Direction ::
Where a line holds the string "sput", return that line.

Given records ::
# # # #
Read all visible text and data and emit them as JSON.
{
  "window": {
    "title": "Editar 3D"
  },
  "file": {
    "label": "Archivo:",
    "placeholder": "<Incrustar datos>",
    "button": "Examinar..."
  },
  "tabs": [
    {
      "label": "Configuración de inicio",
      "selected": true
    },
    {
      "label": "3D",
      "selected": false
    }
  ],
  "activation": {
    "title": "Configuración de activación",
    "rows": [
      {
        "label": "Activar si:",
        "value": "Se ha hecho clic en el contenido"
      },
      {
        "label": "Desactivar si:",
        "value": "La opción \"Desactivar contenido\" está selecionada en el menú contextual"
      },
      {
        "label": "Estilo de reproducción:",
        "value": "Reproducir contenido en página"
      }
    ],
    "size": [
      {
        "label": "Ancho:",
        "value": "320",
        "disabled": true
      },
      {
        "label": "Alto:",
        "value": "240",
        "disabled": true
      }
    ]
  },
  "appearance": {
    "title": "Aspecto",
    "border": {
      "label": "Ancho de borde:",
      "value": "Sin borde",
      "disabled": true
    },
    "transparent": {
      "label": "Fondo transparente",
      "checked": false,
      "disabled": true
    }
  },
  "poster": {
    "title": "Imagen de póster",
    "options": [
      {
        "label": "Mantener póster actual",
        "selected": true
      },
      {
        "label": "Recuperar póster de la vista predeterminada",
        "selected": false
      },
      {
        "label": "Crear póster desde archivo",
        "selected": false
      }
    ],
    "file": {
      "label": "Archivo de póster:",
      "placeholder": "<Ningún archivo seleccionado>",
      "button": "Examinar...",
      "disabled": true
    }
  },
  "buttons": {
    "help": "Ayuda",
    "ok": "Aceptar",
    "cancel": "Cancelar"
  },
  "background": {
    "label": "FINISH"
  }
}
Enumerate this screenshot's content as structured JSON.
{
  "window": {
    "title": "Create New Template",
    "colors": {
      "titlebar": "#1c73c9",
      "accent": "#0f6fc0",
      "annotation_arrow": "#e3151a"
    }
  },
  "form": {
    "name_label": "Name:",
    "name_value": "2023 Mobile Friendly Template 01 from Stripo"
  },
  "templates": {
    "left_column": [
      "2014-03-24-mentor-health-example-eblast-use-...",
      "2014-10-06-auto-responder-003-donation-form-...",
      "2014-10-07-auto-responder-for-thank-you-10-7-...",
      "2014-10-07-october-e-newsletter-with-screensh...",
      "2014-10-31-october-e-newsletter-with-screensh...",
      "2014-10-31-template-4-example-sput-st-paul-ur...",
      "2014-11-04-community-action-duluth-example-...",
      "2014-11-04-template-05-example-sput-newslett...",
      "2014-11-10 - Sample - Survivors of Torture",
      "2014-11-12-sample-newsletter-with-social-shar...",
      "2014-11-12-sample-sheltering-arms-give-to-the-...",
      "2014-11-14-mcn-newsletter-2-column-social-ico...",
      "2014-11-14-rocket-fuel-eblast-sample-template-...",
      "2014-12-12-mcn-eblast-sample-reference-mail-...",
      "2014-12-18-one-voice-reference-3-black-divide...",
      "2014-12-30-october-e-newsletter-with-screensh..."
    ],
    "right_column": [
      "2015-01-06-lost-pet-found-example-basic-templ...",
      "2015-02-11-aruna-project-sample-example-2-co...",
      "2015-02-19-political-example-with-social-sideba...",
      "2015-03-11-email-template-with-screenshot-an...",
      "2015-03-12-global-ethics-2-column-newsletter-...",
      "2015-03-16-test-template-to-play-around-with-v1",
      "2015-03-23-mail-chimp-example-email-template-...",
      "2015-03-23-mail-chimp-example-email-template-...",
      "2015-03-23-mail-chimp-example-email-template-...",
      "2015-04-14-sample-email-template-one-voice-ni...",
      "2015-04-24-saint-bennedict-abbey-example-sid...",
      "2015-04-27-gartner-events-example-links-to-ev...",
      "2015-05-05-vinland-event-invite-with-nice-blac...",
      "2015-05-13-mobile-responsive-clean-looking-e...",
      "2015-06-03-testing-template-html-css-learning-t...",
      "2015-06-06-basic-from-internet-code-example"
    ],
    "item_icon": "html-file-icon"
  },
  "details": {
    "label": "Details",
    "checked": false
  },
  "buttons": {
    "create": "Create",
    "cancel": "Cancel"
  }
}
# # # #
Written solution ::
      "2014-10-31-template-4-example-sput-st-paul-ur...",
      "2014-11-04-template-05-example-sput-newslett...",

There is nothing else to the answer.